GIVEN INSTRUCTION →
Only a number is wanted: how many lines in the listing contain the word "bằng"?

(Extracted data entries)
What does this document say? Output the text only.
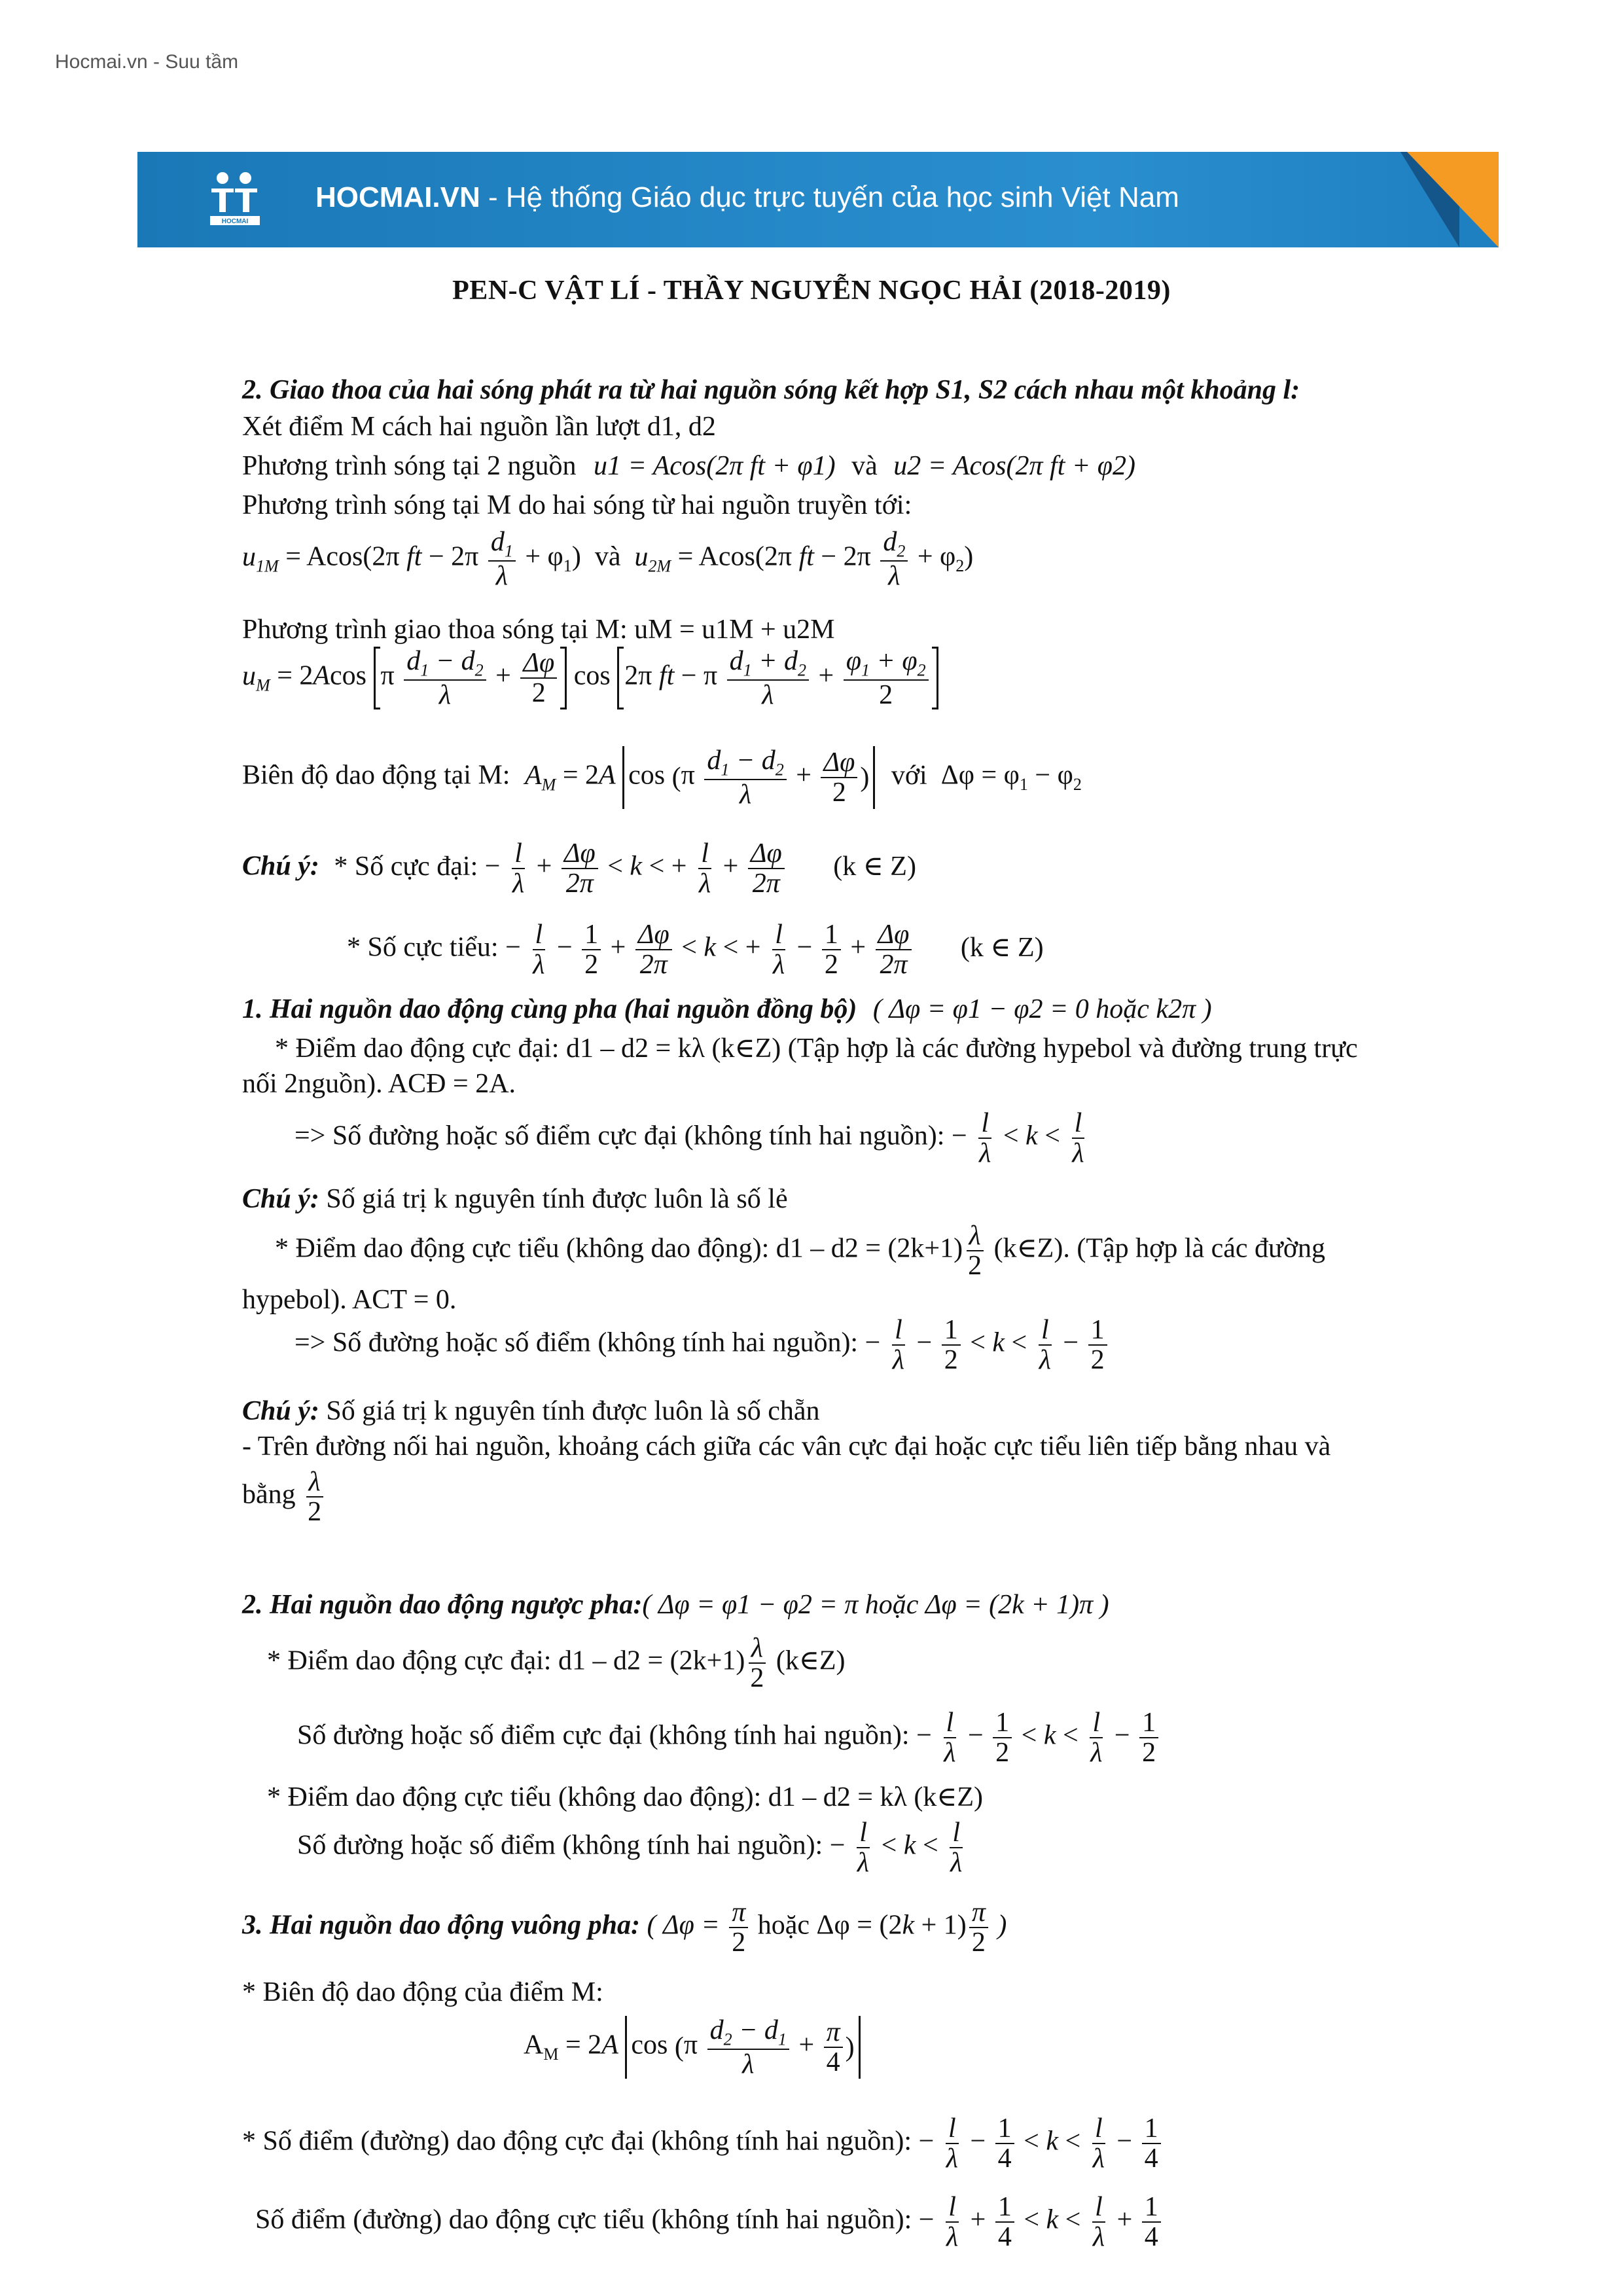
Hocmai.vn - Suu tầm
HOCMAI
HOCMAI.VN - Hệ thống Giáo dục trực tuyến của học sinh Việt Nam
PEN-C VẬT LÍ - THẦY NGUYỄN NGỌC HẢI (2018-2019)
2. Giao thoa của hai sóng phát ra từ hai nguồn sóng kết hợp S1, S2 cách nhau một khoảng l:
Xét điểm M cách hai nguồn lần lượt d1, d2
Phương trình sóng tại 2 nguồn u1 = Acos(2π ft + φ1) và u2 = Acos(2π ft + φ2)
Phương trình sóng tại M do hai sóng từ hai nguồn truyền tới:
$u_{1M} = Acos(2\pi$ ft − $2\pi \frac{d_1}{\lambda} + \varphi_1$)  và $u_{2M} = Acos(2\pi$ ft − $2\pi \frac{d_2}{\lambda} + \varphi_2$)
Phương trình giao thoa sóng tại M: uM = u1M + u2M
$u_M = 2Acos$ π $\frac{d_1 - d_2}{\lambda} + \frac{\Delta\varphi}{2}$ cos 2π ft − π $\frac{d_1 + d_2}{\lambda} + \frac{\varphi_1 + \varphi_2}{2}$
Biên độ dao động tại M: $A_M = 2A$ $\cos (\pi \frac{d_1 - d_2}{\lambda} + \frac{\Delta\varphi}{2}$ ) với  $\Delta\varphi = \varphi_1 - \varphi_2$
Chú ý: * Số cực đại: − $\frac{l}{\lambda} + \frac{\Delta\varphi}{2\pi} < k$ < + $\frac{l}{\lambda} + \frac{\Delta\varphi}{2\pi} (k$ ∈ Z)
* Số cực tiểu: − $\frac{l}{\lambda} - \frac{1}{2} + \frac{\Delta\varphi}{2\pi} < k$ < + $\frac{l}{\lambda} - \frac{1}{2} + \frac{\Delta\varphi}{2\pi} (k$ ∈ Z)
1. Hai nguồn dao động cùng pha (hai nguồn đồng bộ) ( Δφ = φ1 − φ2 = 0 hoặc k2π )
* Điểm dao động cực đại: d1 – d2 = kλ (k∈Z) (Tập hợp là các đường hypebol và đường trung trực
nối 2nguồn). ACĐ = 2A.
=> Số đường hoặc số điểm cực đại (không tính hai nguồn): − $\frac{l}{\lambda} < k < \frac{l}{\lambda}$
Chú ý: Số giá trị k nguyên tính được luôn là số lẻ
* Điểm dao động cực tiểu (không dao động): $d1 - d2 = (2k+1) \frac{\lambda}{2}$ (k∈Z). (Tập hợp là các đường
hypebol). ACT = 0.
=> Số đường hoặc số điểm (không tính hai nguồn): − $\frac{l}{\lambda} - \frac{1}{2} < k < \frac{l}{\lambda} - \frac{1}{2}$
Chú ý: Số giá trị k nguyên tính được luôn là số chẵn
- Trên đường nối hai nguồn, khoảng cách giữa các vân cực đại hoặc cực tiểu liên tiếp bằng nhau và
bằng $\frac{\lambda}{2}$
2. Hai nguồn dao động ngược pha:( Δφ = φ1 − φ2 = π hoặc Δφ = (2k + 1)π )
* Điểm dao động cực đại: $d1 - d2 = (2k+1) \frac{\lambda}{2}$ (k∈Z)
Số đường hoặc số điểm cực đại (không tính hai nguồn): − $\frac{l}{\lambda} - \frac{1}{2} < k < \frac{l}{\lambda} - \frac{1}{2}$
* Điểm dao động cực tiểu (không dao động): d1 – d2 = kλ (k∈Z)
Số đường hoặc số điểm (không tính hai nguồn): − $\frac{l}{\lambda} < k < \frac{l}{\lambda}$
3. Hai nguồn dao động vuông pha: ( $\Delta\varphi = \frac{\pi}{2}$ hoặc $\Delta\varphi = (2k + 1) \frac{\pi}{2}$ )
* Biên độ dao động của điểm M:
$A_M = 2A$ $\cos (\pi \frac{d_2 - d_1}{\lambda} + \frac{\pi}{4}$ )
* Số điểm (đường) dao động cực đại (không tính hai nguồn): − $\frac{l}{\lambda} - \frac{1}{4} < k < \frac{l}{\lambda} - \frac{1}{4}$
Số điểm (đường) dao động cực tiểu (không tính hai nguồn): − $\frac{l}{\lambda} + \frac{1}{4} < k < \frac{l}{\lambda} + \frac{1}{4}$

RESPONSE TO THIS EXERCISE →
2